- [What to produce]: Transcribe every line exactly. Leave the pictures behind.
-- start Supplied data --
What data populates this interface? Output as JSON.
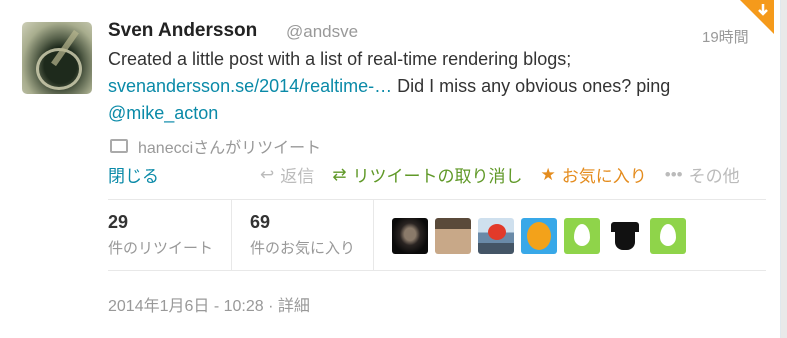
{
  "tweet": {
    "name": "Sven Andersson",
    "handle": "@andsve",
    "time": "19時間",
    "text_before": "Created a little post with a list of real-time rendering blogs; ",
    "link": "svenandersson.se/2014/realtime-…",
    "text_after": " Did I miss any obvious ones? ping ",
    "mention": "@mike_acton",
    "retweeted_by": "hanecciさんがリツイート",
    "close": "閉じる",
    "actions": {
      "reply": "返信",
      "retweet": "リツイートの取り消し",
      "favorite": "お気に入り",
      "more": "その他"
    },
    "stats": {
      "retweets": "29",
      "retweets_label": "件のリツイート",
      "favorites": "69",
      "favorites_label": "件のお気に入り"
    },
    "date": "2014年1月6日 - 10:28",
    "details": "詳細"
  },
  "colors": {
    "link": "#0a8aa8",
    "retweet_active": "#609928",
    "favorite": "#e48c1e",
    "corner": "#f59a1b"
  }
}
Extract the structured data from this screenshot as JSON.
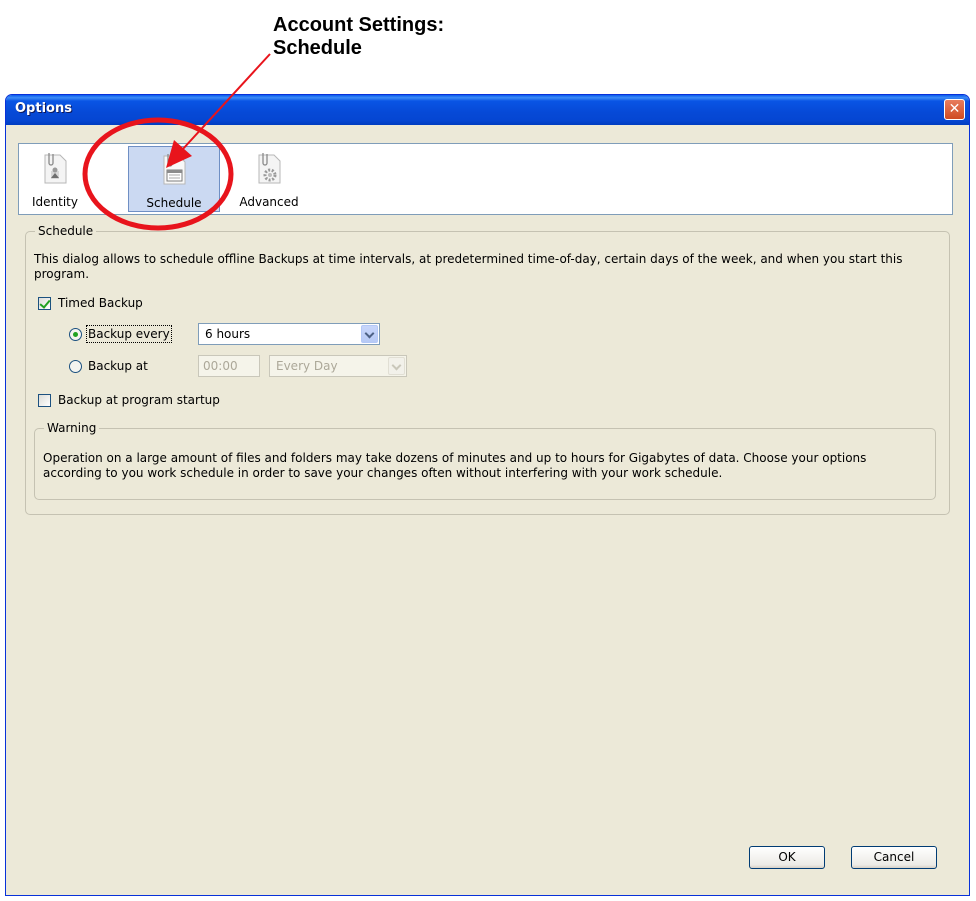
-- end Supplied data --
- [Result]:
What data populates this interface? Output as JSON.
{
  "tweet": {
    "name": "Sven Andersson",
    "handle": "@andsve",
    "time": "19時間",
    "text_before": "Created a little post with a list of real-time rendering blogs; ",
    "link": "svenandersson.se/2014/realtime-…",
    "text_after": " Did I miss any obvious ones? ping ",
    "mention": "@mike_acton",
    "retweeted_by": "hanecciさんがリツイート",
    "close": "閉じる",
    "actions": {
      "reply": "返信",
      "retweet": "リツイートの取り消し",
      "favorite": "お気に入り",
      "more": "その他"
    },
    "stats": {
      "retweets": "29",
      "retweets_label": "件のリツイート",
      "favorites": "69",
      "favorites_label": "件のお気に入り"
    },
    "date": "2014年1月6日 - 10:28",
    "details": "詳細"
  },
  "colors": {
    "link": "#0a8aa8",
    "retweet_active": "#609928",
    "favorite": "#e48c1e",
    "corner": "#f59a1b"
  }
}
Extract the structured data from this screenshot as JSON.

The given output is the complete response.